[Records from a data collection]

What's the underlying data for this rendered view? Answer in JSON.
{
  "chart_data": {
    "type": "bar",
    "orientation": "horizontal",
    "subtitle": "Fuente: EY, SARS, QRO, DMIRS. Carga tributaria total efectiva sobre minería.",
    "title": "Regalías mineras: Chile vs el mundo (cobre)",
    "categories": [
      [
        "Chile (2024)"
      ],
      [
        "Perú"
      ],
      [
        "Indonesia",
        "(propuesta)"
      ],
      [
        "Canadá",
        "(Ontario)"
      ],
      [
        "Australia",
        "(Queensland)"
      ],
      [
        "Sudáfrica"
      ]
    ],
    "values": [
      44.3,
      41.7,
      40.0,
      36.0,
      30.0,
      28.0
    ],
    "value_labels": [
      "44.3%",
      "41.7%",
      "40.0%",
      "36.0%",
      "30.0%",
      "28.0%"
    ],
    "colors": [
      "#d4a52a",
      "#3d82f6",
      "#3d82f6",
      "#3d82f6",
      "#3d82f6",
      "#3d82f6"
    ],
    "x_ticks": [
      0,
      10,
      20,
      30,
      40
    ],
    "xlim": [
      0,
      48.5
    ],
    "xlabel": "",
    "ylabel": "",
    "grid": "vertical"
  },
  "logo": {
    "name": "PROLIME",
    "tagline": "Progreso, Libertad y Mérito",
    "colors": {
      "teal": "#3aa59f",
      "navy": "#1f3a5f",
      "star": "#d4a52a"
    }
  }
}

### What to do
Output the records above in their entirety, exactly.

### Full response
What's the underlying data for this rendered view? Answer in JSON.
{
  "chart_data": {
    "type": "bar",
    "orientation": "horizontal",
    "subtitle": "Fuente: EY, SARS, QRO, DMIRS. Carga tributaria total efectiva sobre minería.",
    "title": "Regalías mineras: Chile vs el mundo (cobre)",
    "categories": [
      [
        "Chile (2024)"
      ],
      [
        "Perú"
      ],
      [
        "Indonesia",
        "(propuesta)"
      ],
      [
        "Canadá",
        "(Ontario)"
      ],
      [
        "Australia",
        "(Queensland)"
      ],
      [
        "Sudáfrica"
      ]
    ],
    "values": [
      44.3,
      41.7,
      40.0,
      36.0,
      30.0,
      28.0
    ],
    "value_labels": [
      "44.3%",
      "41.7%",
      "40.0%",
      "36.0%",
      "30.0%",
      "28.0%"
    ],
    "colors": [
      "#d4a52a",
      "#3d82f6",
      "#3d82f6",
      "#3d82f6",
      "#3d82f6",
      "#3d82f6"
    ],
    "x_ticks": [
      0,
      10,
      20,
      30,
      40
    ],
    "xlim": [
      0,
      48.5
    ],
    "xlabel": "",
    "ylabel": "",
    "grid": "vertical"
  },
  "logo": {
    "name": "PROLIME",
    "tagline": "Progreso, Libertad y Mérito",
    "colors": {
      "teal": "#3aa59f",
      "navy": "#1f3a5f",
      "star": "#d4a52a"
    }
  }
}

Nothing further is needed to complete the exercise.